# Your instructions:
Exclude the pictures, then repeat the remaining data exactly.

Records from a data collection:
=-=-=

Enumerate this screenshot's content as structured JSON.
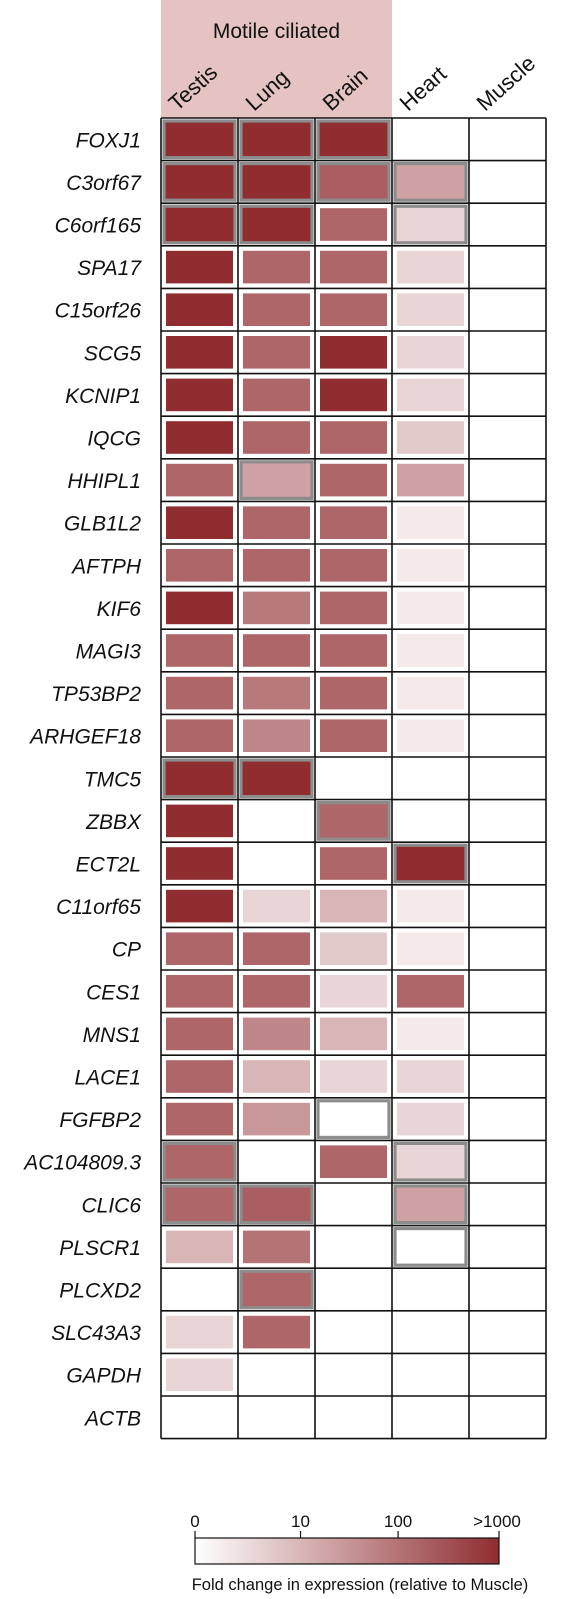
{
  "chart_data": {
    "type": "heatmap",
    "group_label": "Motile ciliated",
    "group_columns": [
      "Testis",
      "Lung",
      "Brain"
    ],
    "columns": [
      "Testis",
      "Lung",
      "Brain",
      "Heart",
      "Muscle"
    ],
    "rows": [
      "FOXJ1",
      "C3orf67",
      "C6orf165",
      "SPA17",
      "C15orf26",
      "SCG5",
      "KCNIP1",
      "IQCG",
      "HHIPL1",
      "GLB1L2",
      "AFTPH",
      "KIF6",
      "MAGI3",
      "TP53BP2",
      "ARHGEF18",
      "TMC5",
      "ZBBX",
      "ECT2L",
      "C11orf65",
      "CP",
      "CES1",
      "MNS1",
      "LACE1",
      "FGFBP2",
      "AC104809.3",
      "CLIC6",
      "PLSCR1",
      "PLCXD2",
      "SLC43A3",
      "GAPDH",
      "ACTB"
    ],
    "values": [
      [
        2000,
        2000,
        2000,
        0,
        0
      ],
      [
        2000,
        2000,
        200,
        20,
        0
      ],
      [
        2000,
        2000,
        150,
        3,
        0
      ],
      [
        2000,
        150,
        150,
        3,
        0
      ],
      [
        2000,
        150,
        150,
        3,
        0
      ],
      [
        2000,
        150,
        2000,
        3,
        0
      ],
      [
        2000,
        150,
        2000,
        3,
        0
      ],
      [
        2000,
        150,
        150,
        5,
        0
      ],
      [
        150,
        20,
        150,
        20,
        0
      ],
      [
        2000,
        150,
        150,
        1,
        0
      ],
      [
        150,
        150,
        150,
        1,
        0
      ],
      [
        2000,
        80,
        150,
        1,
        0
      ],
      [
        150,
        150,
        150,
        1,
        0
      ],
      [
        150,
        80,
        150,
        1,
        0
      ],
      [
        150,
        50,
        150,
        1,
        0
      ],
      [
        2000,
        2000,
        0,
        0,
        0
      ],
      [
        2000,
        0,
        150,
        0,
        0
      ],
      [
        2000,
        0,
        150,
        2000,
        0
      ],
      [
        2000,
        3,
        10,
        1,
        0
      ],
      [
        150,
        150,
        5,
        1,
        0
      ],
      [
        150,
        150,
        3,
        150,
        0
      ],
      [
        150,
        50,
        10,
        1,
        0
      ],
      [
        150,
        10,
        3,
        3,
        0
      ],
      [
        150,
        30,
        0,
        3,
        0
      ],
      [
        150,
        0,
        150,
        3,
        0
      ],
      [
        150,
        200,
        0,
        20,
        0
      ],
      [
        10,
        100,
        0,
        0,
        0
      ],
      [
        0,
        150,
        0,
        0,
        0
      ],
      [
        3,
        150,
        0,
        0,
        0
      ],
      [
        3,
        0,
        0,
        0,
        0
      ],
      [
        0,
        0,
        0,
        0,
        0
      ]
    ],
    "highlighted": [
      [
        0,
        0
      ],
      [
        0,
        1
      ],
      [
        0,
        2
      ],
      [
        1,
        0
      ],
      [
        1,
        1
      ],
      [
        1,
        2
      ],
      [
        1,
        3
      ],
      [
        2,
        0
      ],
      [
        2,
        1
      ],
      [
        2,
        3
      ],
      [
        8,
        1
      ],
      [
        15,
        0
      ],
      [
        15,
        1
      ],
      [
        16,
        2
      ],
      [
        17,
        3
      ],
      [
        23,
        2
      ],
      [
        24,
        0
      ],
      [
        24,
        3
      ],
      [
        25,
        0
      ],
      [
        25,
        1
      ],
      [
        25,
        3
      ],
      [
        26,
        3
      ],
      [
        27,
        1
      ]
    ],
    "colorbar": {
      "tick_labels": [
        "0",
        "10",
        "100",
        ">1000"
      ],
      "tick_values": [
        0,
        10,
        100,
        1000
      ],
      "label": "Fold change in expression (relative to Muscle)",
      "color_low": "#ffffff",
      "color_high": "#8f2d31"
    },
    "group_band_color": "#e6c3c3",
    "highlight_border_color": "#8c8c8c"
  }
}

=-=-=

# Output of the task:
Enumerate this screenshot's content as structured JSON.
{
  "chart_data": {
    "type": "heatmap",
    "group_label": "Motile ciliated",
    "group_columns": [
      "Testis",
      "Lung",
      "Brain"
    ],
    "columns": [
      "Testis",
      "Lung",
      "Brain",
      "Heart",
      "Muscle"
    ],
    "rows": [
      "FOXJ1",
      "C3orf67",
      "C6orf165",
      "SPA17",
      "C15orf26",
      "SCG5",
      "KCNIP1",
      "IQCG",
      "HHIPL1",
      "GLB1L2",
      "AFTPH",
      "KIF6",
      "MAGI3",
      "TP53BP2",
      "ARHGEF18",
      "TMC5",
      "ZBBX",
      "ECT2L",
      "C11orf65",
      "CP",
      "CES1",
      "MNS1",
      "LACE1",
      "FGFBP2",
      "AC104809.3",
      "CLIC6",
      "PLSCR1",
      "PLCXD2",
      "SLC43A3",
      "GAPDH",
      "ACTB"
    ],
    "values": [
      [
        2000,
        2000,
        2000,
        0,
        0
      ],
      [
        2000,
        2000,
        200,
        20,
        0
      ],
      [
        2000,
        2000,
        150,
        3,
        0
      ],
      [
        2000,
        150,
        150,
        3,
        0
      ],
      [
        2000,
        150,
        150,
        3,
        0
      ],
      [
        2000,
        150,
        2000,
        3,
        0
      ],
      [
        2000,
        150,
        2000,
        3,
        0
      ],
      [
        2000,
        150,
        150,
        5,
        0
      ],
      [
        150,
        20,
        150,
        20,
        0
      ],
      [
        2000,
        150,
        150,
        1,
        0
      ],
      [
        150,
        150,
        150,
        1,
        0
      ],
      [
        2000,
        80,
        150,
        1,
        0
      ],
      [
        150,
        150,
        150,
        1,
        0
      ],
      [
        150,
        80,
        150,
        1,
        0
      ],
      [
        150,
        50,
        150,
        1,
        0
      ],
      [
        2000,
        2000,
        0,
        0,
        0
      ],
      [
        2000,
        0,
        150,
        0,
        0
      ],
      [
        2000,
        0,
        150,
        2000,
        0
      ],
      [
        2000,
        3,
        10,
        1,
        0
      ],
      [
        150,
        150,
        5,
        1,
        0
      ],
      [
        150,
        150,
        3,
        150,
        0
      ],
      [
        150,
        50,
        10,
        1,
        0
      ],
      [
        150,
        10,
        3,
        3,
        0
      ],
      [
        150,
        30,
        0,
        3,
        0
      ],
      [
        150,
        0,
        150,
        3,
        0
      ],
      [
        150,
        200,
        0,
        20,
        0
      ],
      [
        10,
        100,
        0,
        0,
        0
      ],
      [
        0,
        150,
        0,
        0,
        0
      ],
      [
        3,
        150,
        0,
        0,
        0
      ],
      [
        3,
        0,
        0,
        0,
        0
      ],
      [
        0,
        0,
        0,
        0,
        0
      ]
    ],
    "highlighted": [
      [
        0,
        0
      ],
      [
        0,
        1
      ],
      [
        0,
        2
      ],
      [
        1,
        0
      ],
      [
        1,
        1
      ],
      [
        1,
        2
      ],
      [
        1,
        3
      ],
      [
        2,
        0
      ],
      [
        2,
        1
      ],
      [
        2,
        3
      ],
      [
        8,
        1
      ],
      [
        15,
        0
      ],
      [
        15,
        1
      ],
      [
        16,
        2
      ],
      [
        17,
        3
      ],
      [
        23,
        2
      ],
      [
        24,
        0
      ],
      [
        24,
        3
      ],
      [
        25,
        0
      ],
      [
        25,
        1
      ],
      [
        25,
        3
      ],
      [
        26,
        3
      ],
      [
        27,
        1
      ]
    ],
    "colorbar": {
      "tick_labels": [
        "0",
        "10",
        "100",
        ">1000"
      ],
      "tick_values": [
        0,
        10,
        100,
        1000
      ],
      "label": "Fold change in expression (relative to Muscle)",
      "color_low": "#ffffff",
      "color_high": "#8f2d31"
    },
    "group_band_color": "#e6c3c3",
    "highlight_border_color": "#8c8c8c"
  }
}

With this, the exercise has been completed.